** Start Input **

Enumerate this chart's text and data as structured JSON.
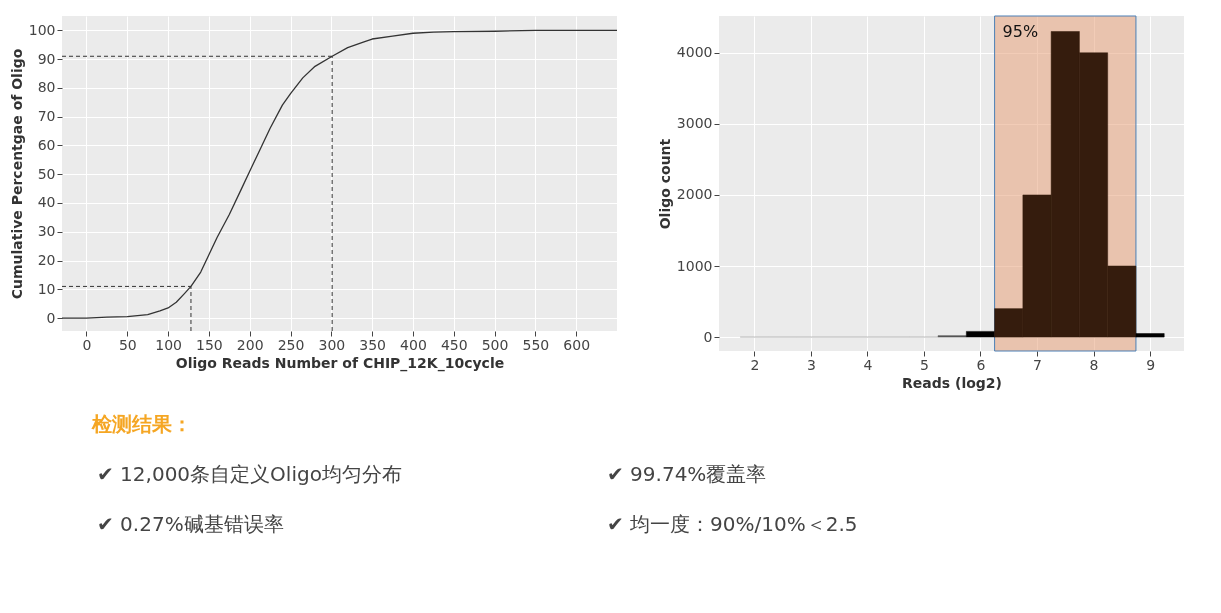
{
  "chart_data": [
    {
      "type": "line",
      "xlabel": "Oligo Reads Number of CHIP_12K_10cycle",
      "ylabel": "Cumulative Percentgae of Oligo",
      "x": [
        -30,
        0,
        25,
        50,
        75,
        90,
        100,
        110,
        120,
        128,
        140,
        150,
        160,
        175,
        190,
        200,
        215,
        225,
        240,
        250,
        265,
        280,
        301,
        320,
        340,
        350,
        375,
        400,
        425,
        450,
        500,
        550,
        650
      ],
      "series": [
        {
          "color": "#333333",
          "values": [
            0,
            0,
            0.3,
            0.5,
            1.2,
            2.5,
            3.5,
            5.5,
            8.5,
            11,
            16,
            22,
            28,
            36,
            45,
            51,
            60,
            66,
            74,
            78,
            83.5,
            87.5,
            91,
            94,
            96,
            97,
            98,
            99,
            99.4,
            99.6,
            99.7,
            100,
            100
          ]
        }
      ],
      "xlim": [
        -30,
        650
      ],
      "xticks": [
        0,
        50,
        100,
        150,
        200,
        250,
        300,
        350,
        400,
        450,
        500,
        550,
        600
      ],
      "ylim": [
        -4.5,
        105
      ],
      "yticks": [
        0,
        10,
        20,
        30,
        40,
        50,
        60,
        70,
        80,
        90,
        100
      ],
      "ref_lines": [
        {
          "axis": "y",
          "value": 11,
          "color": "#333333",
          "line_style": "dashed"
        },
        {
          "axis": "x",
          "value": 128,
          "color": "#333333",
          "line_style": "dashed"
        },
        {
          "axis": "y",
          "value": 91,
          "color": "#333333",
          "line_style": "dashed"
        },
        {
          "axis": "x",
          "value": 301,
          "color": "#333333",
          "line_style": "dashed"
        }
      ],
      "grid": true,
      "marker": "none",
      "line_style": "solid"
    },
    {
      "type": "histogram",
      "xlabel": "Reads (log2)",
      "ylabel": "Oligo count",
      "bins": [
        1.75,
        2.25,
        2.75,
        3.25,
        3.75,
        4.25,
        4.75,
        5.25,
        5.75,
        6.25,
        6.75,
        7.25,
        7.75,
        8.25,
        8.75,
        9.25
      ],
      "values": [
        0,
        0,
        0,
        0,
        0,
        0,
        0,
        20,
        80,
        400,
        2000,
        4300,
        4000,
        1000,
        50
      ],
      "colors": [
        "#aaaaaa",
        "#aaaaaa",
        "#aaaaaa",
        "#aaaaaa",
        "#aaaaaa",
        "#aaaaaa",
        "#aaaaaa",
        "#555555",
        "#000000",
        "#351c0d",
        "#351c0d",
        "#351c0d",
        "#351c0d",
        "#351c0d",
        "#000000"
      ],
      "xlim": [
        1.375,
        9.6
      ],
      "xticks": [
        2,
        3,
        4,
        5,
        6,
        7,
        8,
        9
      ],
      "ylim": [
        -196,
        4518
      ],
      "yticks": [
        0,
        1000,
        2000,
        3000,
        4000
      ],
      "bands": [
        {
          "axis": "x",
          "from": 6.25,
          "to": 8.75,
          "label": "95%",
          "color": "#e8a27c"
        }
      ],
      "grid": true
    },
    {
      "type": "other",
      "title": "检测结果：",
      "annotations": [
        "✔ 12,000条自定义Oligo均匀分布",
        "✔  99.74%覆盖率",
        "✔ 0.27%碱基错误率",
        "✔  均一度：90%/10%＜2.5"
      ]
    }
  ]
}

** End Input **

▶ [Written instruction] From the data above, copy out every line with the string "Reads" in it.

▶ [Final answer]
      "xlabel": "Oligo Reads Number of CHIP_12K_10cycle",
      "xlabel": "Reads (log2)",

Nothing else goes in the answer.